Dataset entries:
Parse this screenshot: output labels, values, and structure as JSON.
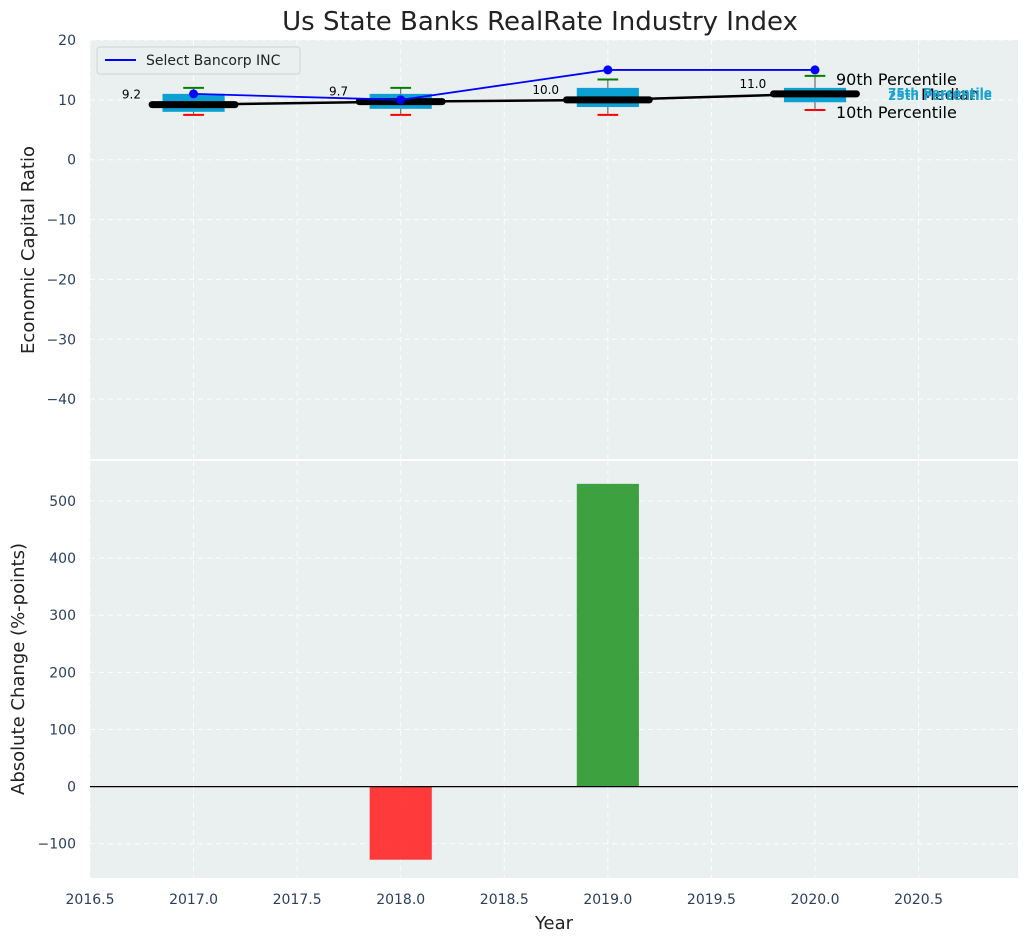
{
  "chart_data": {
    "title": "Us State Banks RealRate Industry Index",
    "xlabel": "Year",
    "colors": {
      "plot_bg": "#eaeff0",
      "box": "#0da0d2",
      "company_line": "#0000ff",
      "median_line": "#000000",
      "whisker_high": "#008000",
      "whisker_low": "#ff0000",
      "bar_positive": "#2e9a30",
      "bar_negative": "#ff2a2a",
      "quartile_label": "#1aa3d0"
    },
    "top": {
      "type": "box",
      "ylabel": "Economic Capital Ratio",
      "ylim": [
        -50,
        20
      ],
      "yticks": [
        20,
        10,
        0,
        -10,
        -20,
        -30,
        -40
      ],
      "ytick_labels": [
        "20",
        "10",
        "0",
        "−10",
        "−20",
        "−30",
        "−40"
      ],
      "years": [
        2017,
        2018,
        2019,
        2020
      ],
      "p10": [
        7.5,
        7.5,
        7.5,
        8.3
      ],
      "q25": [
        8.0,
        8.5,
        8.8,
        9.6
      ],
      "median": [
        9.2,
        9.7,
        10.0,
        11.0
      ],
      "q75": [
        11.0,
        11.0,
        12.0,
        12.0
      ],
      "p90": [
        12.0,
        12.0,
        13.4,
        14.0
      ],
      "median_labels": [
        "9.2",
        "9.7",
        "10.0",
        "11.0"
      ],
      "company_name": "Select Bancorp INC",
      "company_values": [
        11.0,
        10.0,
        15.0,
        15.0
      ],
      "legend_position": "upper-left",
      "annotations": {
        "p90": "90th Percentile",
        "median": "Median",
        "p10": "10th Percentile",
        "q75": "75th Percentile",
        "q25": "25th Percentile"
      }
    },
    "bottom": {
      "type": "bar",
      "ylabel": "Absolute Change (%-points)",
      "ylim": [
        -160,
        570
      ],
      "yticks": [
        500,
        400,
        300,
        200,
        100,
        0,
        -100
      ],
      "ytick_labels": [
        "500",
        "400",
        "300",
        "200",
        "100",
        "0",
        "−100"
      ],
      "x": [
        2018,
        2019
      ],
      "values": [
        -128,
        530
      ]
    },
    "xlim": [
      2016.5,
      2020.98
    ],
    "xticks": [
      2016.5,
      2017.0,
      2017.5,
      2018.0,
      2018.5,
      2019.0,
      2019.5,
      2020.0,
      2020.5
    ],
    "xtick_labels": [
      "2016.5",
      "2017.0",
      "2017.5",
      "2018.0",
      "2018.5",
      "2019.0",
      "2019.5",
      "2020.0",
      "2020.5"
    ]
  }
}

Exercise task:
Write out all the entries word for word, but skip any images.

Exercise answer:
Parse this screenshot: output labels, values, and structure as JSON.
{
  "chart_data": {
    "title": "Us State Banks RealRate Industry Index",
    "xlabel": "Year",
    "colors": {
      "plot_bg": "#eaeff0",
      "box": "#0da0d2",
      "company_line": "#0000ff",
      "median_line": "#000000",
      "whisker_high": "#008000",
      "whisker_low": "#ff0000",
      "bar_positive": "#2e9a30",
      "bar_negative": "#ff2a2a",
      "quartile_label": "#1aa3d0"
    },
    "top": {
      "type": "box",
      "ylabel": "Economic Capital Ratio",
      "ylim": [
        -50,
        20
      ],
      "yticks": [
        20,
        10,
        0,
        -10,
        -20,
        -30,
        -40
      ],
      "ytick_labels": [
        "20",
        "10",
        "0",
        "−10",
        "−20",
        "−30",
        "−40"
      ],
      "years": [
        2017,
        2018,
        2019,
        2020
      ],
      "p10": [
        7.5,
        7.5,
        7.5,
        8.3
      ],
      "q25": [
        8.0,
        8.5,
        8.8,
        9.6
      ],
      "median": [
        9.2,
        9.7,
        10.0,
        11.0
      ],
      "q75": [
        11.0,
        11.0,
        12.0,
        12.0
      ],
      "p90": [
        12.0,
        12.0,
        13.4,
        14.0
      ],
      "median_labels": [
        "9.2",
        "9.7",
        "10.0",
        "11.0"
      ],
      "company_name": "Select Bancorp INC",
      "company_values": [
        11.0,
        10.0,
        15.0,
        15.0
      ],
      "legend_position": "upper-left",
      "annotations": {
        "p90": "90th Percentile",
        "median": "Median",
        "p10": "10th Percentile",
        "q75": "75th Percentile",
        "q25": "25th Percentile"
      }
    },
    "bottom": {
      "type": "bar",
      "ylabel": "Absolute Change (%-points)",
      "ylim": [
        -160,
        570
      ],
      "yticks": [
        500,
        400,
        300,
        200,
        100,
        0,
        -100
      ],
      "ytick_labels": [
        "500",
        "400",
        "300",
        "200",
        "100",
        "0",
        "−100"
      ],
      "x": [
        2018,
        2019
      ],
      "values": [
        -128,
        530
      ]
    },
    "xlim": [
      2016.5,
      2020.98
    ],
    "xticks": [
      2016.5,
      2017.0,
      2017.5,
      2018.0,
      2018.5,
      2019.0,
      2019.5,
      2020.0,
      2020.5
    ],
    "xtick_labels": [
      "2016.5",
      "2017.0",
      "2017.5",
      "2018.0",
      "2018.5",
      "2019.0",
      "2019.5",
      "2020.0",
      "2020.5"
    ]
  }
}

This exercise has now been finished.